TASK OBJECTIVE –
Replace "component" with "object" throughout the data below and leave every other part unchanged.

(Element placement data)
:::::

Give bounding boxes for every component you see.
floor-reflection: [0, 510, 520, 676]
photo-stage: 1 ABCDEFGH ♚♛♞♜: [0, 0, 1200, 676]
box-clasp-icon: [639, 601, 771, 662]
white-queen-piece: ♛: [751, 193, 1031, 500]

:::::

ANSWER TO THE PROBLEM –
Give bounding boxes for every object you see.
floor-reflection: [0, 510, 520, 676]
photo-stage: 1 ABCDEFGH ♚♛♞♜: [0, 0, 1200, 676]
box-clasp-icon: [639, 601, 771, 662]
white-queen-piece: ♛: [751, 193, 1031, 500]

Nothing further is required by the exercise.